* **Direction**: Repeat the material below word for word and leave out all pictures.
========================================================================
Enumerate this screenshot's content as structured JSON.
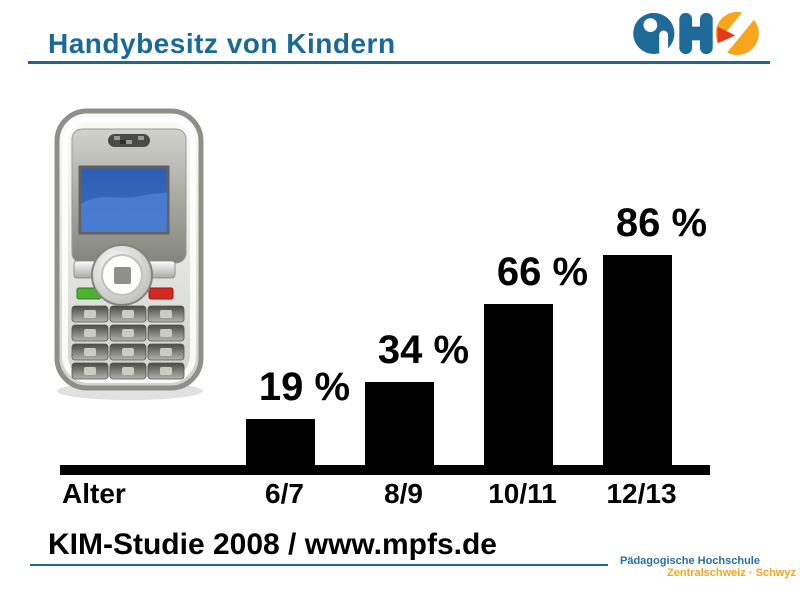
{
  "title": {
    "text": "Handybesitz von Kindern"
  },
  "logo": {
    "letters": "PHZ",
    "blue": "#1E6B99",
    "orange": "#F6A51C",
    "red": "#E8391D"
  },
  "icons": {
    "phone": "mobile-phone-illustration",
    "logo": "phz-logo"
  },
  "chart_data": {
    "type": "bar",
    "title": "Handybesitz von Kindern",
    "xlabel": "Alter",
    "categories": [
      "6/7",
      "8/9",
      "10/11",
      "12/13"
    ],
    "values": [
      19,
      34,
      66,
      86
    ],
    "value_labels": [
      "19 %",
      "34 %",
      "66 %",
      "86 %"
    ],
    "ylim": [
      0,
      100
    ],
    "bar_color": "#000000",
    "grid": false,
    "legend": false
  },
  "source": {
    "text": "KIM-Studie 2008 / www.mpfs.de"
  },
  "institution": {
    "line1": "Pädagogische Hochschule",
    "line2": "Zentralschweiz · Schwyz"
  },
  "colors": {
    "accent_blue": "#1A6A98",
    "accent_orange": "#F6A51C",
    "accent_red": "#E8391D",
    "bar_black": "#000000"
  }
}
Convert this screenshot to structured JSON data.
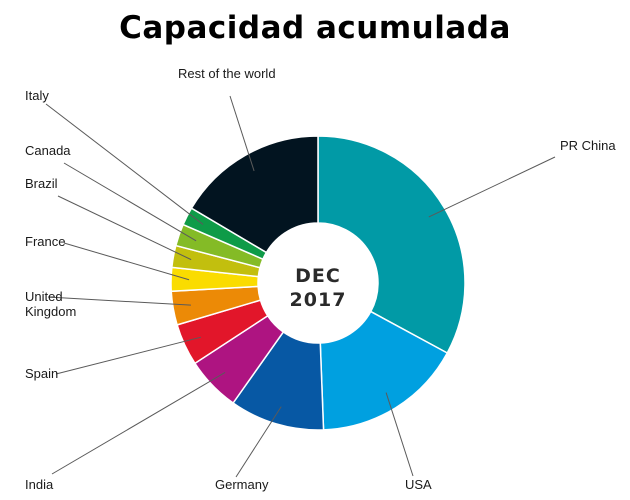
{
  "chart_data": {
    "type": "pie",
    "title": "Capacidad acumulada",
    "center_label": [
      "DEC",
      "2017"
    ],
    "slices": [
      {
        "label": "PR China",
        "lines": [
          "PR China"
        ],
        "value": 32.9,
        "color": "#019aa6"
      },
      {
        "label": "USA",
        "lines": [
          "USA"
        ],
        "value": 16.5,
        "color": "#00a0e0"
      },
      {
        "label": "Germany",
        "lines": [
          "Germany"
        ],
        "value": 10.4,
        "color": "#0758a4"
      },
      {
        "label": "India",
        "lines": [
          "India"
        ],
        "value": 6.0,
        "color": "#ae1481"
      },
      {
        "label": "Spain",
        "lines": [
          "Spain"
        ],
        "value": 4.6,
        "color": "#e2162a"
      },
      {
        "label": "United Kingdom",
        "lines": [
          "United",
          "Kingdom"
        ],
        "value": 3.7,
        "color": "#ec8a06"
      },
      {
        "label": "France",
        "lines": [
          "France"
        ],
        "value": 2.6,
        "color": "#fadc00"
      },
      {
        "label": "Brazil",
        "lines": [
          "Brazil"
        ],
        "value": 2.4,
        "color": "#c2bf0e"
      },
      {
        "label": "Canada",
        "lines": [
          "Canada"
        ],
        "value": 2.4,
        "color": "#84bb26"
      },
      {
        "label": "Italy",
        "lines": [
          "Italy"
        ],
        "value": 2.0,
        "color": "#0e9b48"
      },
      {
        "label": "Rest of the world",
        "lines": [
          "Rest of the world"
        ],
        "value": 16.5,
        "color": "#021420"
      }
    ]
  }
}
========================================================================
* **Exercise response**:
Enumerate this screenshot's content as structured JSON.
{
  "title": {
    "text": "Handybesitz von Kindern"
  },
  "logo": {
    "letters": "PHZ",
    "blue": "#1E6B99",
    "orange": "#F6A51C",
    "red": "#E8391D"
  },
  "icons": {
    "phone": "mobile-phone-illustration",
    "logo": "phz-logo"
  },
  "chart_data": {
    "type": "bar",
    "title": "Handybesitz von Kindern",
    "xlabel": "Alter",
    "categories": [
      "6/7",
      "8/9",
      "10/11",
      "12/13"
    ],
    "values": [
      19,
      34,
      66,
      86
    ],
    "value_labels": [
      "19 %",
      "34 %",
      "66 %",
      "86 %"
    ],
    "ylim": [
      0,
      100
    ],
    "bar_color": "#000000",
    "grid": false,
    "legend": false
  },
  "source": {
    "text": "KIM-Studie 2008 / www.mpfs.de"
  },
  "institution": {
    "line1": "Pädagogische Hochschule",
    "line2": "Zentralschweiz · Schwyz"
  },
  "colors": {
    "accent_blue": "#1A6A98",
    "accent_orange": "#F6A51C",
    "accent_red": "#E8391D",
    "bar_black": "#000000"
  }
}
Convert this screenshot to structured JSON data.
{
  "chart_data": {
    "type": "pie",
    "title": "Capacidad acumulada",
    "center_label": [
      "DEC",
      "2017"
    ],
    "slices": [
      {
        "label": "PR China",
        "lines": [
          "PR China"
        ],
        "value": 32.9,
        "color": "#019aa6"
      },
      {
        "label": "USA",
        "lines": [
          "USA"
        ],
        "value": 16.5,
        "color": "#00a0e0"
      },
      {
        "label": "Germany",
        "lines": [
          "Germany"
        ],
        "value": 10.4,
        "color": "#0758a4"
      },
      {
        "label": "India",
        "lines": [
          "India"
        ],
        "value": 6.0,
        "color": "#ae1481"
      },
      {
        "label": "Spain",
        "lines": [
          "Spain"
        ],
        "value": 4.6,
        "color": "#e2162a"
      },
      {
        "label": "United Kingdom",
        "lines": [
          "United",
          "Kingdom"
        ],
        "value": 3.7,
        "color": "#ec8a06"
      },
      {
        "label": "France",
        "lines": [
          "France"
        ],
        "value": 2.6,
        "color": "#fadc00"
      },
      {
        "label": "Brazil",
        "lines": [
          "Brazil"
        ],
        "value": 2.4,
        "color": "#c2bf0e"
      },
      {
        "label": "Canada",
        "lines": [
          "Canada"
        ],
        "value": 2.4,
        "color": "#84bb26"
      },
      {
        "label": "Italy",
        "lines": [
          "Italy"
        ],
        "value": 2.0,
        "color": "#0e9b48"
      },
      {
        "label": "Rest of the world",
        "lines": [
          "Rest of the world"
        ],
        "value": 16.5,
        "color": "#021420"
      }
    ]
  }
}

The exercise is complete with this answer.